#### INSTRUCTIONS TO FOLLOW
Exclude the pictures; give every entry again exactly as written.

#### RECORDS FOR THIS TASK
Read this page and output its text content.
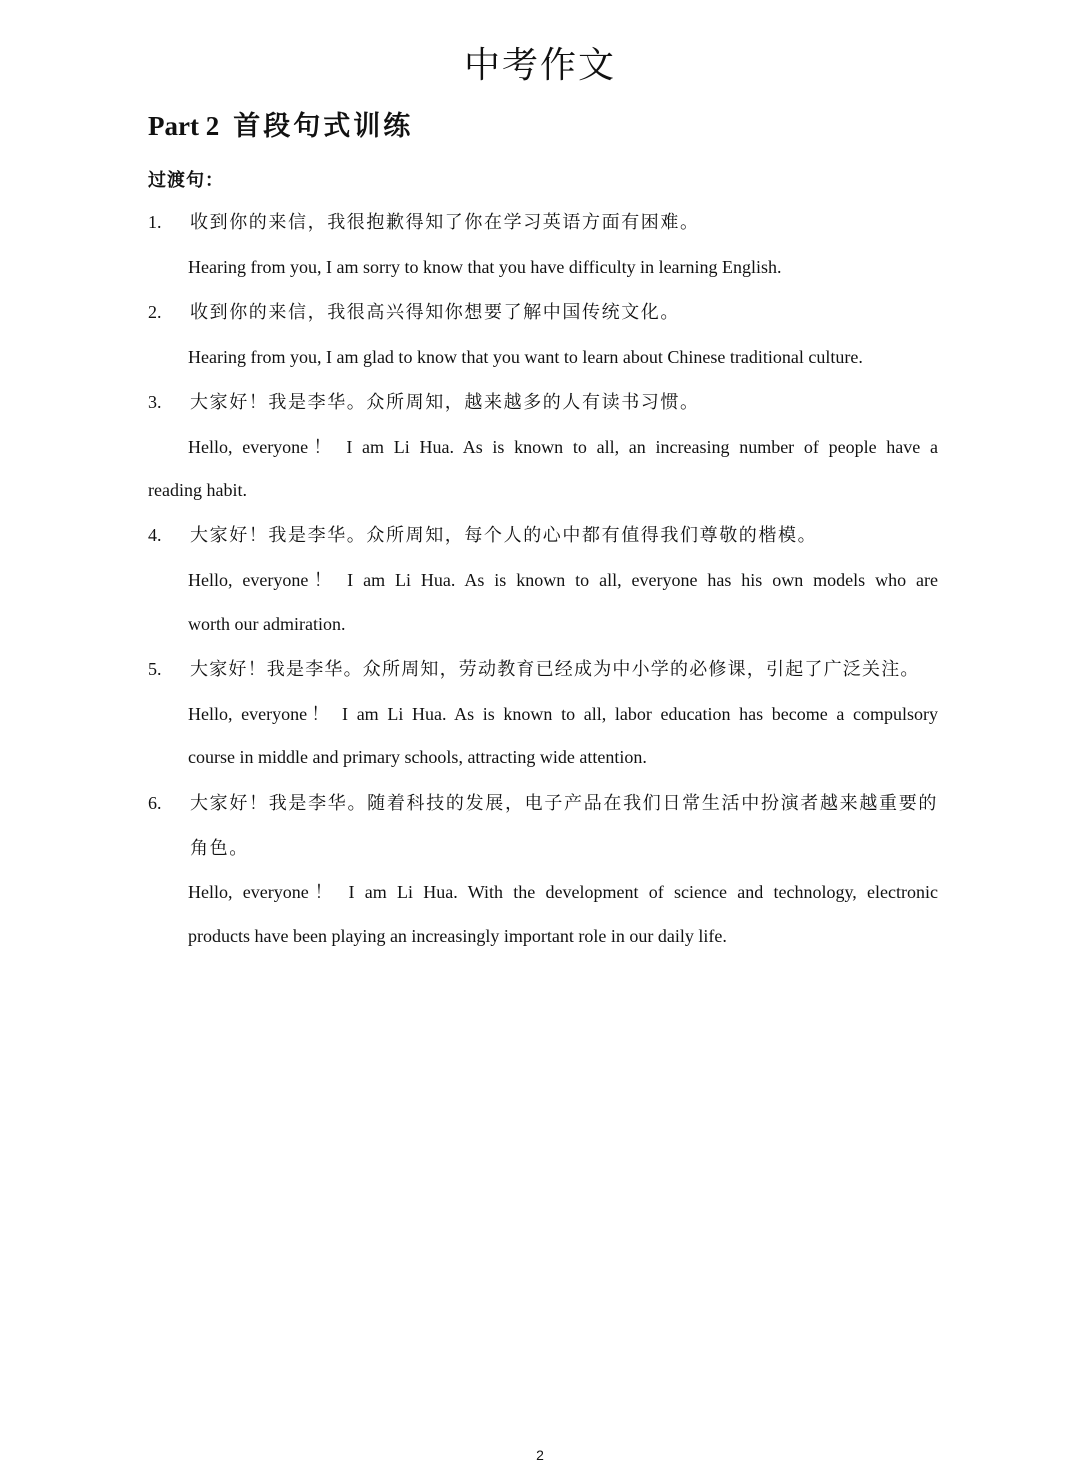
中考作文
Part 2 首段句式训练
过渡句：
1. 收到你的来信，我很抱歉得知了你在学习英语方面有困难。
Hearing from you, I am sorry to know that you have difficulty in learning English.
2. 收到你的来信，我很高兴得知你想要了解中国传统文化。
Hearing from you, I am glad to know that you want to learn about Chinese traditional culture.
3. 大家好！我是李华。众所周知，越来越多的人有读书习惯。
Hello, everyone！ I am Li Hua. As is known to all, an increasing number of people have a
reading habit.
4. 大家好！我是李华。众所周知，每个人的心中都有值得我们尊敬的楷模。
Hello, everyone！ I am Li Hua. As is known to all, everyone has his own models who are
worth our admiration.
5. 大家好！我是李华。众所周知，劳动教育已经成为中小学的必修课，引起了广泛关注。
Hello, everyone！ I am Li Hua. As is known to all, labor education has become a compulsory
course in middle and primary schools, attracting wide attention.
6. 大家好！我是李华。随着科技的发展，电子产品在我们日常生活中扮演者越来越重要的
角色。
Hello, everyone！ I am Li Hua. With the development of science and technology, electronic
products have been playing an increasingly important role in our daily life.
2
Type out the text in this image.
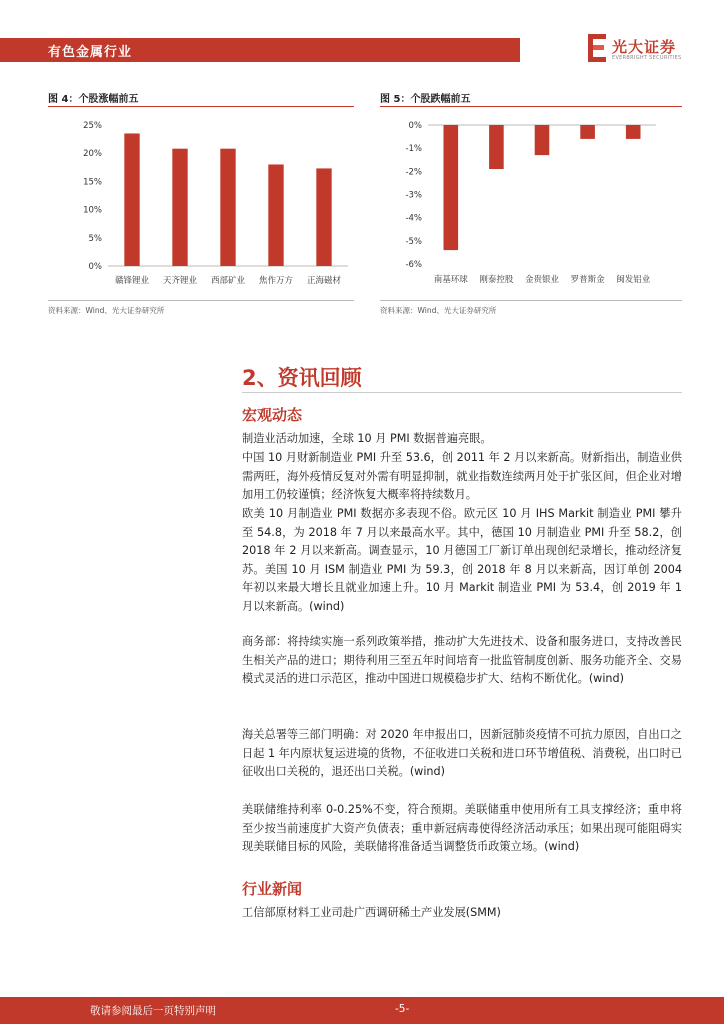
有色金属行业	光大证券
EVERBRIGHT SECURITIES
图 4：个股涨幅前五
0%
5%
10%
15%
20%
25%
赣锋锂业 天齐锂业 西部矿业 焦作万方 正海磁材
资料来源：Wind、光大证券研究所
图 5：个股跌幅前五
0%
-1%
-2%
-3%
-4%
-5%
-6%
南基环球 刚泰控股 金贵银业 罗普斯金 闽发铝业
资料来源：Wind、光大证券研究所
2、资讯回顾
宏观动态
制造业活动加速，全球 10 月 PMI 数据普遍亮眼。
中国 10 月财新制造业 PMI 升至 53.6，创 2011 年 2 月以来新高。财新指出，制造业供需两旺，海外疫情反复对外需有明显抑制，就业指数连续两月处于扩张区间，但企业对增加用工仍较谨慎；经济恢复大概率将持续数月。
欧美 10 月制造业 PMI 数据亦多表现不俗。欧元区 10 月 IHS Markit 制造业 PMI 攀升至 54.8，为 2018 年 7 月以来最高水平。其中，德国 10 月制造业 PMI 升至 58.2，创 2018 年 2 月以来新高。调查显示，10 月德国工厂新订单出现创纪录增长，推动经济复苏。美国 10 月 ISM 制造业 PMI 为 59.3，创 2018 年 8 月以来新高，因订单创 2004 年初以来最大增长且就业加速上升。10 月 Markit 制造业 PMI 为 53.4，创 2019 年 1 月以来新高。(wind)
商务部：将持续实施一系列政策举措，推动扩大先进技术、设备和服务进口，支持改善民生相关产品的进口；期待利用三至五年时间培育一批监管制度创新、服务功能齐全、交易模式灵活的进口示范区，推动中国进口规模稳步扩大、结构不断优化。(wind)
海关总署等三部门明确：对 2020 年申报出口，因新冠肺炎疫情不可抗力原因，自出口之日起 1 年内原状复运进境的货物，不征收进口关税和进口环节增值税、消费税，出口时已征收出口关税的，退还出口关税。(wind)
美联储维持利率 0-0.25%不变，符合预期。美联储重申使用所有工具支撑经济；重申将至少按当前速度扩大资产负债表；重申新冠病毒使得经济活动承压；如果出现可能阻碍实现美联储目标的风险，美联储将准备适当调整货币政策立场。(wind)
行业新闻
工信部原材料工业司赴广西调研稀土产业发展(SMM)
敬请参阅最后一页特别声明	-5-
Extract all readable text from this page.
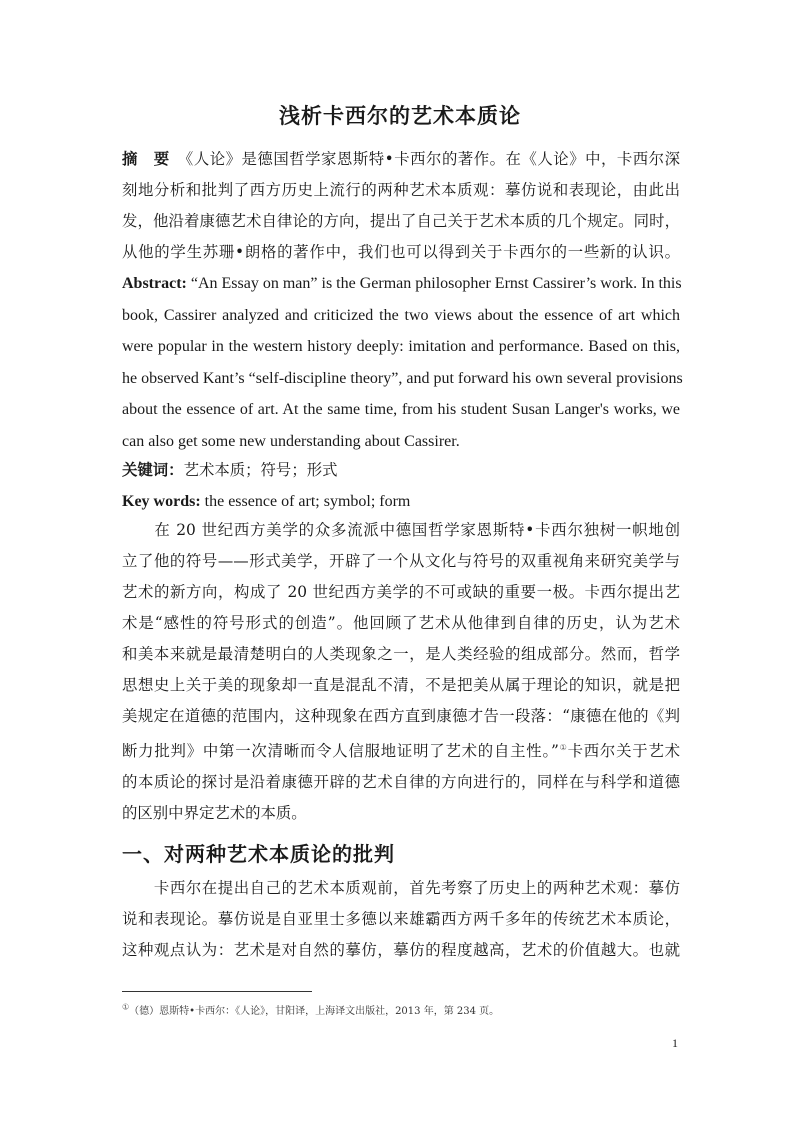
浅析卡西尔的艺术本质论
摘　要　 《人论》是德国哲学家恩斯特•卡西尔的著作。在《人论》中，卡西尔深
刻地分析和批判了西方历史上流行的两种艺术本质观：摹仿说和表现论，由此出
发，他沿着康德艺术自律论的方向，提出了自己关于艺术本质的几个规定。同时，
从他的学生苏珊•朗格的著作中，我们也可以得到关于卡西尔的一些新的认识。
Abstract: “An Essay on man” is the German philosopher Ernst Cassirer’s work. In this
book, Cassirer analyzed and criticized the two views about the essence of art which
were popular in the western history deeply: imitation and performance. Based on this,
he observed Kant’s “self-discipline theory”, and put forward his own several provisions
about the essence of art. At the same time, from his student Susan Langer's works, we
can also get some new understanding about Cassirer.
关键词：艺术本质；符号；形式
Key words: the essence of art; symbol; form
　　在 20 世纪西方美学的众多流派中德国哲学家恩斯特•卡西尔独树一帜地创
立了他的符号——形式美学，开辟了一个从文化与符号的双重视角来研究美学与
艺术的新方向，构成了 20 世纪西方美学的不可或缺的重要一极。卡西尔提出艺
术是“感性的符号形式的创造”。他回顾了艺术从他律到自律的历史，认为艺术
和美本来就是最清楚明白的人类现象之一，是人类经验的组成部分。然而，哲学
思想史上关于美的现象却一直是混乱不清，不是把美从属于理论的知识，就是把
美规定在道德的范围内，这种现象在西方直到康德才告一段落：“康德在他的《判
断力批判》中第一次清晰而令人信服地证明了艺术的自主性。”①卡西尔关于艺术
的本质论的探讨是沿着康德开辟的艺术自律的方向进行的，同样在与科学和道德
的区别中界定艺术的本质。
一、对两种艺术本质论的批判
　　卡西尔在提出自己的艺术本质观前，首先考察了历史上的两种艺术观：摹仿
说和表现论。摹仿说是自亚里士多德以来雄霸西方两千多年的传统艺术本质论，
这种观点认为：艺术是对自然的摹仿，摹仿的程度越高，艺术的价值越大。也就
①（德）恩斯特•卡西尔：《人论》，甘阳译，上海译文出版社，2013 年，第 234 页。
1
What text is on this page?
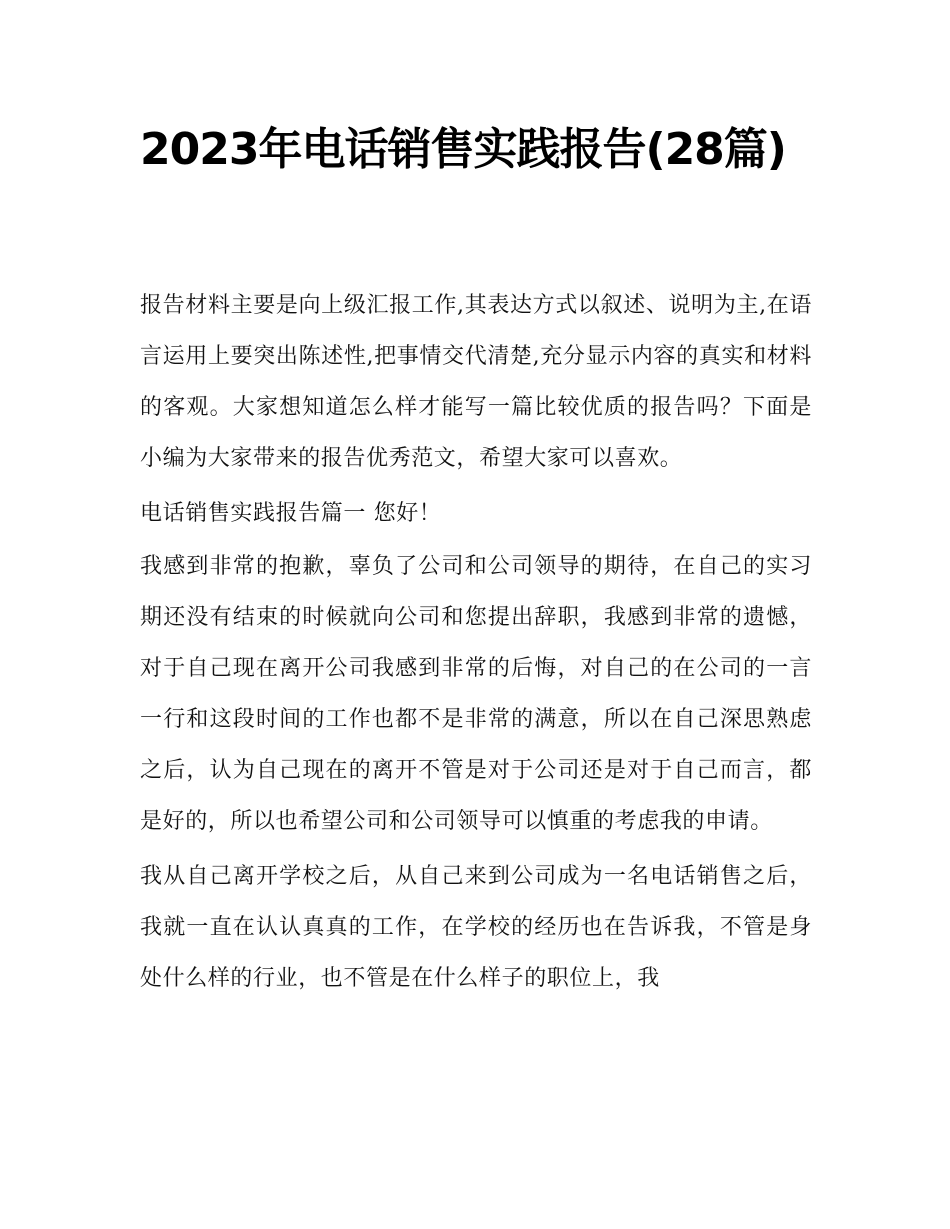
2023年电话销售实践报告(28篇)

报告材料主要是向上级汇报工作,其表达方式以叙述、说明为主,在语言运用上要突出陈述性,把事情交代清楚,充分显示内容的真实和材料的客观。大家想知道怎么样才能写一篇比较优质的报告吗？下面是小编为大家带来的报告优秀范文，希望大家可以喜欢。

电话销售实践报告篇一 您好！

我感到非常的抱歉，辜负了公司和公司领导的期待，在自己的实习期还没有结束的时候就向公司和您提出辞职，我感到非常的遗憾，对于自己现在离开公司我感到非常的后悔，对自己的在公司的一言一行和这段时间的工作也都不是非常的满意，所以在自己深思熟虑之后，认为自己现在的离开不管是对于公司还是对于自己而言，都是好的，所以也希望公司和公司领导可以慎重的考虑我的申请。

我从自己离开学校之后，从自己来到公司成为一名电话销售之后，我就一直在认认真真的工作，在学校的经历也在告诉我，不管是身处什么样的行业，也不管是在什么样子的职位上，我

#### TASK SOLUTION
Read this page and output its text content.
中考作文
Part 2 首段句式训练
过渡句：
1. 收到你的来信，我很抱歉得知了你在学习英语方面有困难。
Hearing from you, I am sorry to know that you have difficulty in learning English.
2. 收到你的来信，我很高兴得知你想要了解中国传统文化。
Hearing from you, I am glad to know that you want to learn about Chinese traditional culture.
3. 大家好！我是李华。众所周知，越来越多的人有读书习惯。
Hello, everyone！ I am Li Hua. As is known to all, an increasing number of people have a
reading habit.
4. 大家好！我是李华。众所周知，每个人的心中都有值得我们尊敬的楷模。
Hello, everyone！ I am Li Hua. As is known to all, everyone has his own models who are
worth our admiration.
5. 大家好！我是李华。众所周知，劳动教育已经成为中小学的必修课，引起了广泛关注。
Hello, everyone！ I am Li Hua. As is known to all, labor education has become a compulsory
course in middle and primary schools, attracting wide attention.
6. 大家好！我是李华。随着科技的发展，电子产品在我们日常生活中扮演者越来越重要的
角色。
Hello, everyone！ I am Li Hua. With the development of science and technology, electronic
products have been playing an increasingly important role in our daily life.
2
Type out the text in this image.
有色金属行业	光大证券
EVERBRIGHT SECURITIES
图 4：个股涨幅前五
0%
5%
10%
15%
20%
25%
赣锋锂业 天齐锂业 西部矿业 焦作万方 正海磁材
资料来源：Wind、光大证券研究所
图 5：个股跌幅前五
0%
-1%
-2%
-3%
-4%
-5%
-6%
南基环球 刚泰控股 金贵银业 罗普斯金 闽发铝业
资料来源：Wind、光大证券研究所
2、资讯回顾
宏观动态
制造业活动加速，全球 10 月 PMI 数据普遍亮眼。
中国 10 月财新制造业 PMI 升至 53.6，创 2011 年 2 月以来新高。财新指出，制造业供需两旺，海外疫情反复对外需有明显抑制，就业指数连续两月处于扩张区间，但企业对增加用工仍较谨慎；经济恢复大概率将持续数月。
欧美 10 月制造业 PMI 数据亦多表现不俗。欧元区 10 月 IHS Markit 制造业 PMI 攀升至 54.8，为 2018 年 7 月以来最高水平。其中，德国 10 月制造业 PMI 升至 58.2，创 2018 年 2 月以来新高。调查显示，10 月德国工厂新订单出现创纪录增长，推动经济复苏。美国 10 月 ISM 制造业 PMI 为 59.3，创 2018 年 8 月以来新高，因订单创 2004 年初以来最大增长且就业加速上升。10 月 Markit 制造业 PMI 为 53.4，创 2019 年 1 月以来新高。(wind)
商务部：将持续实施一系列政策举措，推动扩大先进技术、设备和服务进口，支持改善民生相关产品的进口；期待利用三至五年时间培育一批监管制度创新、服务功能齐全、交易模式灵活的进口示范区，推动中国进口规模稳步扩大、结构不断优化。(wind)
海关总署等三部门明确：对 2020 年申报出口，因新冠肺炎疫情不可抗力原因，自出口之日起 1 年内原状复运进境的货物，不征收进口关税和进口环节增值税、消费税，出口时已征收出口关税的，退还出口关税。(wind)
美联储维持利率 0-0.25%不变，符合预期。美联储重申使用所有工具支撑经济；重申将至少按当前速度扩大资产负债表；重申新冠病毒使得经济活动承压；如果出现可能阻碍实现美联储目标的风险，美联储将准备适当调整货币政策立场。(wind)
行业新闻
工信部原材料工业司赴广西调研稀土产业发展(SMM)
敬请参阅最后一页特别声明	-5-
Extract all readable text from this page.
浅析卡西尔的艺术本质论
摘　要　 《人论》是德国哲学家恩斯特•卡西尔的著作。在《人论》中，卡西尔深
刻地分析和批判了西方历史上流行的两种艺术本质观：摹仿说和表现论，由此出
发，他沿着康德艺术自律论的方向，提出了自己关于艺术本质的几个规定。同时，
从他的学生苏珊•朗格的著作中，我们也可以得到关于卡西尔的一些新的认识。
Abstract: “An Essay on man” is the German philosopher Ernst Cassirer’s work. In this
book, Cassirer analyzed and criticized the two views about the essence of art which
were popular in the western history deeply: imitation and performance. Based on this,
he observed Kant’s “self-discipline theory”, and put forward his own several provisions
about the essence of art. At the same time, from his student Susan Langer's works, we
can also get some new understanding about Cassirer.
关键词：艺术本质；符号；形式
Key words: the essence of art; symbol; form
　　在 20 世纪西方美学的众多流派中德国哲学家恩斯特•卡西尔独树一帜地创
立了他的符号——形式美学，开辟了一个从文化与符号的双重视角来研究美学与
艺术的新方向，构成了 20 世纪西方美学的不可或缺的重要一极。卡西尔提出艺
术是“感性的符号形式的创造”。他回顾了艺术从他律到自律的历史，认为艺术
和美本来就是最清楚明白的人类现象之一，是人类经验的组成部分。然而，哲学
思想史上关于美的现象却一直是混乱不清，不是把美从属于理论的知识，就是把
美规定在道德的范围内，这种现象在西方直到康德才告一段落：“康德在他的《判
断力批判》中第一次清晰而令人信服地证明了艺术的自主性。”①卡西尔关于艺术
的本质论的探讨是沿着康德开辟的艺术自律的方向进行的，同样在与科学和道德
的区别中界定艺术的本质。
一、对两种艺术本质论的批判
　　卡西尔在提出自己的艺术本质观前，首先考察了历史上的两种艺术观：摹仿
说和表现论。摹仿说是自亚里士多德以来雄霸西方两千多年的传统艺术本质论，
这种观点认为：艺术是对自然的摹仿，摹仿的程度越高，艺术的价值越大。也就
①（德）恩斯特•卡西尔：《人论》，甘阳译，上海译文出版社，2013 年，第 234 页。
1
What text is on this page?
2023年电话销售实践报告(28篇)

报告材料主要是向上级汇报工作,其表达方式以叙述、说明为主,在语言运用上要突出陈述性,把事情交代清楚,充分显示内容的真实和材料的客观。大家想知道怎么样才能写一篇比较优质的报告吗？下面是小编为大家带来的报告优秀范文，希望大家可以喜欢。

电话销售实践报告篇一 您好！

我感到非常的抱歉，辜负了公司和公司领导的期待，在自己的实习期还没有结束的时候就向公司和您提出辞职，我感到非常的遗憾，对于自己现在离开公司我感到非常的后悔，对自己的在公司的一言一行和这段时间的工作也都不是非常的满意，所以在自己深思熟虑之后，认为自己现在的离开不管是对于公司还是对于自己而言，都是好的，所以也希望公司和公司领导可以慎重的考虑我的申请。

我从自己离开学校之后，从自己来到公司成为一名电话销售之后，我就一直在认认真真的工作，在学校的经历也在告诉我，不管是身处什么样的行业，也不管是在什么样子的职位上，我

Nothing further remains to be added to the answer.